:: Source material ::
-- start --

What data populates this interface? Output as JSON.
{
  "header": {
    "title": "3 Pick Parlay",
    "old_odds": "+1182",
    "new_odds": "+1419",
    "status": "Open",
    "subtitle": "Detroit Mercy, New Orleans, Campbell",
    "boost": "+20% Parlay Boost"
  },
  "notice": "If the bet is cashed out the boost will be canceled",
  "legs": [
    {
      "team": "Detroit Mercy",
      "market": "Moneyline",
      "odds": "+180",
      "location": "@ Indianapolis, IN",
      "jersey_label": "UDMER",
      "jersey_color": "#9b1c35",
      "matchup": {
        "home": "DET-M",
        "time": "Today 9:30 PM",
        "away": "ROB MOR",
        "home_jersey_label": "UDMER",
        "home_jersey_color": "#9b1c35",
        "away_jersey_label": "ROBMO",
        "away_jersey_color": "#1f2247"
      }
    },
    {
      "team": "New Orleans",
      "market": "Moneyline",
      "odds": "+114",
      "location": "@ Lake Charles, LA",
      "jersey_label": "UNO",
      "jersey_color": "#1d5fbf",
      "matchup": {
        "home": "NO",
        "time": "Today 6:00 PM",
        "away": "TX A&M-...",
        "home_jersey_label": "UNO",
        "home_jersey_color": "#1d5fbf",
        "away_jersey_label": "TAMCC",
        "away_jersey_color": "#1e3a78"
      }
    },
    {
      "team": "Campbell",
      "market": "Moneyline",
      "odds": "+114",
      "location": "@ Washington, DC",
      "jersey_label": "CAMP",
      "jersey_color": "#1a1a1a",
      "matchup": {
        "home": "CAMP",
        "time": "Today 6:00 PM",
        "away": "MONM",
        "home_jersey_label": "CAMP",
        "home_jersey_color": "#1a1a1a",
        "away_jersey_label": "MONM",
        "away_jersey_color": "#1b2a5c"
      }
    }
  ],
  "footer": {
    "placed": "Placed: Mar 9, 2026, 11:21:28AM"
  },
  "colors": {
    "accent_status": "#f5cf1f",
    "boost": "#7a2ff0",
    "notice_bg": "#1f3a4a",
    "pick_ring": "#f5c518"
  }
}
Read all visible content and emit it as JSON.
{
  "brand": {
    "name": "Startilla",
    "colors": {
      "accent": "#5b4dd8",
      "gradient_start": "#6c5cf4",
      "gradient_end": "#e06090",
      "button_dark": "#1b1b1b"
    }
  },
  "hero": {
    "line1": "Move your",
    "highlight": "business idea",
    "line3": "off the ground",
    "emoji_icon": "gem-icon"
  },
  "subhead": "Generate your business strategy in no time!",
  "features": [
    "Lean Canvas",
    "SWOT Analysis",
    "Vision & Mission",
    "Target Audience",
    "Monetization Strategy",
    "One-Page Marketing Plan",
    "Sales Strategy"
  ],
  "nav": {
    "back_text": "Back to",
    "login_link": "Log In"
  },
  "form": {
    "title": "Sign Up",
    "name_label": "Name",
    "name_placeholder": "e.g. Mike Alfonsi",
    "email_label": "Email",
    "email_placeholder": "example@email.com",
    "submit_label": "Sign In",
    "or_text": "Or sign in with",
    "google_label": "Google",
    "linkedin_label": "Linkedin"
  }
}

-- end --

:: Aim of the exercise ::
Print nothing but the lines from the line with "Read all visible content and emit it as JSON." to the last line of the records above. Both of those lines count.

:: Exercise answer ::
Read all visible content and emit it as JSON.
{
  "brand": {
    "name": "Startilla",
    "colors": {
      "accent": "#5b4dd8",
      "gradient_start": "#6c5cf4",
      "gradient_end": "#e06090",
      "button_dark": "#1b1b1b"
    }
  },
  "hero": {
    "line1": "Move your",
    "highlight": "business idea",
    "line3": "off the ground",
    "emoji_icon": "gem-icon"
  },
  "subhead": "Generate your business strategy in no time!",
  "features": [
    "Lean Canvas",
    "SWOT Analysis",
    "Vision & Mission",
    "Target Audience",
    "Monetization Strategy",
    "One-Page Marketing Plan",
    "Sales Strategy"
  ],
  "nav": {
    "back_text": "Back to",
    "login_link": "Log In"
  },
  "form": {
    "title": "Sign Up",
    "name_label": "Name",
    "name_placeholder": "e.g. Mike Alfonsi",
    "email_label": "Email",
    "email_placeholder": "example@email.com",
    "submit_label": "Sign In",
    "or_text": "Or sign in with",
    "google_label": "Google",
    "linkedin_label": "Linkedin"
  }
}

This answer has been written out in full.